Set problem:
Copy each line of the records that contains the word "screenshot".

*** Data

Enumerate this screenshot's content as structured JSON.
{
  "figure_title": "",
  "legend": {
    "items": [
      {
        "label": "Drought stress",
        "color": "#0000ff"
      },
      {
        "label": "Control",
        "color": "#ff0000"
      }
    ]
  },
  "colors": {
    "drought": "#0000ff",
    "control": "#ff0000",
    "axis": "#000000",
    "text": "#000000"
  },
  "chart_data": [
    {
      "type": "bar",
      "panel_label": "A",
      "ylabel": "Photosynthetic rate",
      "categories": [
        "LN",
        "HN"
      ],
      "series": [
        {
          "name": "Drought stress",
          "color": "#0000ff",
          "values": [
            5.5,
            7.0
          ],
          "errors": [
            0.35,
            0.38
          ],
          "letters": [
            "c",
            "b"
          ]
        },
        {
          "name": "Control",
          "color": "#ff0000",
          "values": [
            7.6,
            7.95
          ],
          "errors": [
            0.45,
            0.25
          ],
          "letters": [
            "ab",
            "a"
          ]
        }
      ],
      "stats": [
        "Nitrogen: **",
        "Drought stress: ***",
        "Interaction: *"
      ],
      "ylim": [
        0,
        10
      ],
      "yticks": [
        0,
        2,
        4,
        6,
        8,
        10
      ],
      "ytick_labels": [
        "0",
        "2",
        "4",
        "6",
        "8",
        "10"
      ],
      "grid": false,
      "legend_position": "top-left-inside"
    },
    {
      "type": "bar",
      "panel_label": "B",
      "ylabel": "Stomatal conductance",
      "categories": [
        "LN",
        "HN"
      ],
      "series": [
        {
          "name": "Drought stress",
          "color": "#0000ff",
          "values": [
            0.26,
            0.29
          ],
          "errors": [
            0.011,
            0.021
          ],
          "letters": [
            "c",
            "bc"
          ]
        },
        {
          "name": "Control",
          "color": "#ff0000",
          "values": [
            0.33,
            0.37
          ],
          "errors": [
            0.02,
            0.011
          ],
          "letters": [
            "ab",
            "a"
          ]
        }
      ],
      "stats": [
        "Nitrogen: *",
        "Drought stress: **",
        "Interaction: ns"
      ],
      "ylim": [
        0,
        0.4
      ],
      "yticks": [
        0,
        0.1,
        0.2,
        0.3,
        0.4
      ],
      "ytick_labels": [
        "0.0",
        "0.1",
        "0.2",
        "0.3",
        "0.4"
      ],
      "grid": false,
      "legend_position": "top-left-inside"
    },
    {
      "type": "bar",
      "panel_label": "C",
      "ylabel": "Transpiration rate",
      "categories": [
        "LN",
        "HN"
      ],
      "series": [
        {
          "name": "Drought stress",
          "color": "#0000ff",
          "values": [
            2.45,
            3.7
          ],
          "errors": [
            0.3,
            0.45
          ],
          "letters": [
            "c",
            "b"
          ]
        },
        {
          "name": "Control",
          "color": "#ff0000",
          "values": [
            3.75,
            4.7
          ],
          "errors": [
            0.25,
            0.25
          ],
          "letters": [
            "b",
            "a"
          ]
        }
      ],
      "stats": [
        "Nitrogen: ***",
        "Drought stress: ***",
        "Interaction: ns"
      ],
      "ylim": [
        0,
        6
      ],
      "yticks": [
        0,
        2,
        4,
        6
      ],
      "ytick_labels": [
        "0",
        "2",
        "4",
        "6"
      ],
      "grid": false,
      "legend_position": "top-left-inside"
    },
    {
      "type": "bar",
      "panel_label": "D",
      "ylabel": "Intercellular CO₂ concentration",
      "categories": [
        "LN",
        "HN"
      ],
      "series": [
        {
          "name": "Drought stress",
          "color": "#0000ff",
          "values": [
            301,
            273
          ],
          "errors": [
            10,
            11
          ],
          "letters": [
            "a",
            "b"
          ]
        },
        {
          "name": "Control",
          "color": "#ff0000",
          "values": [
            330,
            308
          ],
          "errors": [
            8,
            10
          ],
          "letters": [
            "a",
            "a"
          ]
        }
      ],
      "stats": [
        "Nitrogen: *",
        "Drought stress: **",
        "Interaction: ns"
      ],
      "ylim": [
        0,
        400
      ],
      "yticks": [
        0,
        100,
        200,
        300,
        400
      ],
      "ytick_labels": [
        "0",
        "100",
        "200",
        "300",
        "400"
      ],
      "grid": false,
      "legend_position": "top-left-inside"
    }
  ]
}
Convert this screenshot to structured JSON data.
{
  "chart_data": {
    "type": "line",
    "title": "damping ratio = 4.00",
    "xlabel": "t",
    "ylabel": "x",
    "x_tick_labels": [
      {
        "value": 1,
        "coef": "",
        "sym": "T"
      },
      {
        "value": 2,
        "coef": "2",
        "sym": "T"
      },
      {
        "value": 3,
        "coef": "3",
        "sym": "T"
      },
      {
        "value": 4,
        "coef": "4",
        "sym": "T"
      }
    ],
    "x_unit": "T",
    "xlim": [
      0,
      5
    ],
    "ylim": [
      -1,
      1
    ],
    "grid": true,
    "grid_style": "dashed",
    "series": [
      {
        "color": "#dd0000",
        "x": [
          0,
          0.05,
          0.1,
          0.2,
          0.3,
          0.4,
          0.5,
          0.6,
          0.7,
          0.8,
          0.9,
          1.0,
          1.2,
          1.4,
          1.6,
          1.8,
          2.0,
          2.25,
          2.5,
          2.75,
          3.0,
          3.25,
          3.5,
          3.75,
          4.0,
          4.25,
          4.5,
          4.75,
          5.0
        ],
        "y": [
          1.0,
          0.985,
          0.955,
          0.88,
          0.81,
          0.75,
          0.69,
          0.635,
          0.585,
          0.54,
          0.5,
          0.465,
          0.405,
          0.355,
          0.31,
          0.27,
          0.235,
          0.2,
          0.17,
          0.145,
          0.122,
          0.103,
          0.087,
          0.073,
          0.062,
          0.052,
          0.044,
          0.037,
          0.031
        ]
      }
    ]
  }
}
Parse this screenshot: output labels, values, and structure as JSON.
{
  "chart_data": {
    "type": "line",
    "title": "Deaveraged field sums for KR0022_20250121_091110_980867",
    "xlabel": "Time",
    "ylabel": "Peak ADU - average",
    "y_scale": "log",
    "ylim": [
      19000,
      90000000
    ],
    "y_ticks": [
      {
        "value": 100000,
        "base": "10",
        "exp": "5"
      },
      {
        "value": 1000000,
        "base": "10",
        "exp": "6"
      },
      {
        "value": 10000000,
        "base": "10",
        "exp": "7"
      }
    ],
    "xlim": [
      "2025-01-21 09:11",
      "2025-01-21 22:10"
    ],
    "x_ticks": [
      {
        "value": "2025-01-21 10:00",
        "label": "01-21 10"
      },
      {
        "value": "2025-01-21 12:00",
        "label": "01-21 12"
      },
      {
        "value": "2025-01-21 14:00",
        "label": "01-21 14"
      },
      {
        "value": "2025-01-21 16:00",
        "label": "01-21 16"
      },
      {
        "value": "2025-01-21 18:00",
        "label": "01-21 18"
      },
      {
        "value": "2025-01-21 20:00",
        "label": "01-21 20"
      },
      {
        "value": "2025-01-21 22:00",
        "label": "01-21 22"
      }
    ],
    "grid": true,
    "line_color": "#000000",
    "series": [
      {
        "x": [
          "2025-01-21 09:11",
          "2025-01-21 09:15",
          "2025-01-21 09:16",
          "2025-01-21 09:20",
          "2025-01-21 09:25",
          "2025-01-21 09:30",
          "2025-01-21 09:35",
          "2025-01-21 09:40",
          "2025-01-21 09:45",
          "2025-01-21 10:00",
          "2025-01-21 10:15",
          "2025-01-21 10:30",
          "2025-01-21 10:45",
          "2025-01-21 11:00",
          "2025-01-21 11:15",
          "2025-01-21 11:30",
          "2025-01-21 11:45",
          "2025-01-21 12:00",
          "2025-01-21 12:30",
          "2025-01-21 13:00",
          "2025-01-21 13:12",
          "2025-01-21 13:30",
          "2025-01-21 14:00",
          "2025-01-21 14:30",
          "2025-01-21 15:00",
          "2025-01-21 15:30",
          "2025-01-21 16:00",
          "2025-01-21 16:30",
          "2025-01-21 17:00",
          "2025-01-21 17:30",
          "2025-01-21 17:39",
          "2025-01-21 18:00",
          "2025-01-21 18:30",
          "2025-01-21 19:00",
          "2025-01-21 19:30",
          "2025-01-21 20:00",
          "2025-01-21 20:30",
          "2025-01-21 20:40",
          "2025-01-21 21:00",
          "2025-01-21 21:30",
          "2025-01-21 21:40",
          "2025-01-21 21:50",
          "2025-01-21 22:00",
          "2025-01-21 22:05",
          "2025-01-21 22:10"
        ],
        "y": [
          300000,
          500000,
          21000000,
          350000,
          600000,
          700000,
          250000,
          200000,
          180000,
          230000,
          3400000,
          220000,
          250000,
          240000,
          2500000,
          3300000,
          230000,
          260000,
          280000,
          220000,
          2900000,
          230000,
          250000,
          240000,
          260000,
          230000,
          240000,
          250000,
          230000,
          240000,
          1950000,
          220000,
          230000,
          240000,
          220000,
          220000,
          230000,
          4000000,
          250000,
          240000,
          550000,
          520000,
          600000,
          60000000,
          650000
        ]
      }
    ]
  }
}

******

Completed exercise:
Enumerate this screenshot's content as structured JSON.
Convert this screenshot to structured JSON data.
Parse this screenshot: output labels, values, and structure as JSON.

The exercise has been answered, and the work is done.